## DIRECTIONS FOR THIS TASK
Extract each record and reproduce it exactly.

## DATA LISTING
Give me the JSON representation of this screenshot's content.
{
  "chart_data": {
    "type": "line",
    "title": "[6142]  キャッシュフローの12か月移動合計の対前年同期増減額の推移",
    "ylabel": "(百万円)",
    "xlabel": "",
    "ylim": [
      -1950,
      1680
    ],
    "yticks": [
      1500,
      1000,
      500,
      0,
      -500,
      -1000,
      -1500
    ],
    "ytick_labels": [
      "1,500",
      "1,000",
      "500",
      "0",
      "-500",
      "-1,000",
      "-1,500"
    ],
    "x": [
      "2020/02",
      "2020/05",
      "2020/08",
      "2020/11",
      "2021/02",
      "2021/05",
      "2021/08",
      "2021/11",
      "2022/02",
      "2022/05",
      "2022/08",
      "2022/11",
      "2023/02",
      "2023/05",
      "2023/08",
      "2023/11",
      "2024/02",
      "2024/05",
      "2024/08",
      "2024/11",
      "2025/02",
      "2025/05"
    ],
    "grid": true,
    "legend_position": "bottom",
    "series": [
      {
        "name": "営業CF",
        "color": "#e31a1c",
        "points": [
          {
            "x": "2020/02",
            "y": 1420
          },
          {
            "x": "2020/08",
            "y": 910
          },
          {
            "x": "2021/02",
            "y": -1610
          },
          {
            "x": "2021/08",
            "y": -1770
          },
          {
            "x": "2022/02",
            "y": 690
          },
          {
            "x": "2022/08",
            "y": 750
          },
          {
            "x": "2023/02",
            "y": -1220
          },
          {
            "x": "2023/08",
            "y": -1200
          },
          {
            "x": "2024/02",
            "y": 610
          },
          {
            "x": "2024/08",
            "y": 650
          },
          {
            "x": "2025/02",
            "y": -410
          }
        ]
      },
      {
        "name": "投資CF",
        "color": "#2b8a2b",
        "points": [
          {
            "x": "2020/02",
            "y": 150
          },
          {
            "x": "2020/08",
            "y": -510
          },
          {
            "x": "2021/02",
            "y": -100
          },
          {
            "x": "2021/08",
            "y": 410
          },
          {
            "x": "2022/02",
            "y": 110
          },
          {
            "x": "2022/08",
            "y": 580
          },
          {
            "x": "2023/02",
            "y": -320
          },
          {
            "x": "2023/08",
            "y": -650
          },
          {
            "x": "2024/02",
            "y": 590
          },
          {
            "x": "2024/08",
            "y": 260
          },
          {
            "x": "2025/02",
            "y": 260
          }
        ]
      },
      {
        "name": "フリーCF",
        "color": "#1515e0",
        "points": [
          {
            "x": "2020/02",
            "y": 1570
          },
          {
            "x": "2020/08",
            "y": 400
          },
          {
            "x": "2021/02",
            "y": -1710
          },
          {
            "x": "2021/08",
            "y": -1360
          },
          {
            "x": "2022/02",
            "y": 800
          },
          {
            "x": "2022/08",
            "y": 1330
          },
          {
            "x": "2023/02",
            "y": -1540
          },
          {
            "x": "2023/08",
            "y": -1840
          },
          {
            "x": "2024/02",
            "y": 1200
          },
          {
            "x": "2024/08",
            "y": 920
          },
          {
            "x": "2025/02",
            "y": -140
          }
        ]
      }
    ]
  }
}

## COMPLETE OUTPUT
Give me the JSON representation of this screenshot's content.
{
  "chart_data": {
    "type": "line",
    "title": "[6142]  キャッシュフローの12か月移動合計の対前年同期増減額の推移",
    "ylabel": "(百万円)",
    "xlabel": "",
    "ylim": [
      -1950,
      1680
    ],
    "yticks": [
      1500,
      1000,
      500,
      0,
      -500,
      -1000,
      -1500
    ],
    "ytick_labels": [
      "1,500",
      "1,000",
      "500",
      "0",
      "-500",
      "-1,000",
      "-1,500"
    ],
    "x": [
      "2020/02",
      "2020/05",
      "2020/08",
      "2020/11",
      "2021/02",
      "2021/05",
      "2021/08",
      "2021/11",
      "2022/02",
      "2022/05",
      "2022/08",
      "2022/11",
      "2023/02",
      "2023/05",
      "2023/08",
      "2023/11",
      "2024/02",
      "2024/05",
      "2024/08",
      "2024/11",
      "2025/02",
      "2025/05"
    ],
    "grid": true,
    "legend_position": "bottom",
    "series": [
      {
        "name": "営業CF",
        "color": "#e31a1c",
        "points": [
          {
            "x": "2020/02",
            "y": 1420
          },
          {
            "x": "2020/08",
            "y": 910
          },
          {
            "x": "2021/02",
            "y": -1610
          },
          {
            "x": "2021/08",
            "y": -1770
          },
          {
            "x": "2022/02",
            "y": 690
          },
          {
            "x": "2022/08",
            "y": 750
          },
          {
            "x": "2023/02",
            "y": -1220
          },
          {
            "x": "2023/08",
            "y": -1200
          },
          {
            "x": "2024/02",
            "y": 610
          },
          {
            "x": "2024/08",
            "y": 650
          },
          {
            "x": "2025/02",
            "y": -410
          }
        ]
      },
      {
        "name": "投資CF",
        "color": "#2b8a2b",
        "points": [
          {
            "x": "2020/02",
            "y": 150
          },
          {
            "x": "2020/08",
            "y": -510
          },
          {
            "x": "2021/02",
            "y": -100
          },
          {
            "x": "2021/08",
            "y": 410
          },
          {
            "x": "2022/02",
            "y": 110
          },
          {
            "x": "2022/08",
            "y": 580
          },
          {
            "x": "2023/02",
            "y": -320
          },
          {
            "x": "2023/08",
            "y": -650
          },
          {
            "x": "2024/02",
            "y": 590
          },
          {
            "x": "2024/08",
            "y": 260
          },
          {
            "x": "2025/02",
            "y": 260
          }
        ]
      },
      {
        "name": "フリーCF",
        "color": "#1515e0",
        "points": [
          {
            "x": "2020/02",
            "y": 1570
          },
          {
            "x": "2020/08",
            "y": 400
          },
          {
            "x": "2021/02",
            "y": -1710
          },
          {
            "x": "2021/08",
            "y": -1360
          },
          {
            "x": "2022/02",
            "y": 800
          },
          {
            "x": "2022/08",
            "y": 1330
          },
          {
            "x": "2023/02",
            "y": -1540
          },
          {
            "x": "2023/08",
            "y": -1840
          },
          {
            "x": "2024/02",
            "y": 1200
          },
          {
            "x": "2024/08",
            "y": 920
          },
          {
            "x": "2025/02",
            "y": -140
          }
        ]
      }
    ]
  }
}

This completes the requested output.